• _Task_: The records below are to be quoted in full; please keep every word exact.

• _The records_:

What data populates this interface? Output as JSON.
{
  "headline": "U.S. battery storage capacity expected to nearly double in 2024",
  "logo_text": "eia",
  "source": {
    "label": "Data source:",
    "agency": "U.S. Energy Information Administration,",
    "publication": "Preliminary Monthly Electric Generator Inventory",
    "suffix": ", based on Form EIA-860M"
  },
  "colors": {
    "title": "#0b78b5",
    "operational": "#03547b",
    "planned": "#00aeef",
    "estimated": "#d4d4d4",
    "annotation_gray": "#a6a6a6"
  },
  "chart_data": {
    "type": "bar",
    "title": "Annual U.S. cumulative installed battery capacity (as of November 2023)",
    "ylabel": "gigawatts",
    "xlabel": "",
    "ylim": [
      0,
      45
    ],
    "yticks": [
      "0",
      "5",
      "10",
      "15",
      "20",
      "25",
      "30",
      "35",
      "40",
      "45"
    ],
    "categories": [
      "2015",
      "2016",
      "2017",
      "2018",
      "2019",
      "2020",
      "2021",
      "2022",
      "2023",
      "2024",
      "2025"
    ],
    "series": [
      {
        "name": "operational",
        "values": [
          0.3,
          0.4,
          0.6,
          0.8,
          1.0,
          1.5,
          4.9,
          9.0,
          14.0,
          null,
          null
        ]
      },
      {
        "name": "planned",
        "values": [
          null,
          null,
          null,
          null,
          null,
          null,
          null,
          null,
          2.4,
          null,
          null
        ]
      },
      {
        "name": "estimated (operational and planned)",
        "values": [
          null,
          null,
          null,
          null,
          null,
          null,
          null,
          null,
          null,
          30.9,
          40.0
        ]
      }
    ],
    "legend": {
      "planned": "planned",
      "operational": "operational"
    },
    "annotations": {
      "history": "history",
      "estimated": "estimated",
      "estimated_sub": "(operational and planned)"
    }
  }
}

• _Response to this exercise_:
What data populates this interface? Output as JSON.
{
  "headline": "U.S. battery storage capacity expected to nearly double in 2024",
  "logo_text": "eia",
  "source": {
    "label": "Data source:",
    "agency": "U.S. Energy Information Administration,",
    "publication": "Preliminary Monthly Electric Generator Inventory",
    "suffix": ", based on Form EIA-860M"
  },
  "colors": {
    "title": "#0b78b5",
    "operational": "#03547b",
    "planned": "#00aeef",
    "estimated": "#d4d4d4",
    "annotation_gray": "#a6a6a6"
  },
  "chart_data": {
    "type": "bar",
    "title": "Annual U.S. cumulative installed battery capacity (as of November 2023)",
    "ylabel": "gigawatts",
    "xlabel": "",
    "ylim": [
      0,
      45
    ],
    "yticks": [
      "0",
      "5",
      "10",
      "15",
      "20",
      "25",
      "30",
      "35",
      "40",
      "45"
    ],
    "categories": [
      "2015",
      "2016",
      "2017",
      "2018",
      "2019",
      "2020",
      "2021",
      "2022",
      "2023",
      "2024",
      "2025"
    ],
    "series": [
      {
        "name": "operational",
        "values": [
          0.3,
          0.4,
          0.6,
          0.8,
          1.0,
          1.5,
          4.9,
          9.0,
          14.0,
          null,
          null
        ]
      },
      {
        "name": "planned",
        "values": [
          null,
          null,
          null,
          null,
          null,
          null,
          null,
          null,
          2.4,
          null,
          null
        ]
      },
      {
        "name": "estimated (operational and planned)",
        "values": [
          null,
          null,
          null,
          null,
          null,
          null,
          null,
          null,
          null,
          30.9,
          40.0
        ]
      }
    ],
    "legend": {
      "planned": "planned",
      "operational": "operational"
    },
    "annotations": {
      "history": "history",
      "estimated": "estimated",
      "estimated_sub": "(operational and planned)"
    }
  }
}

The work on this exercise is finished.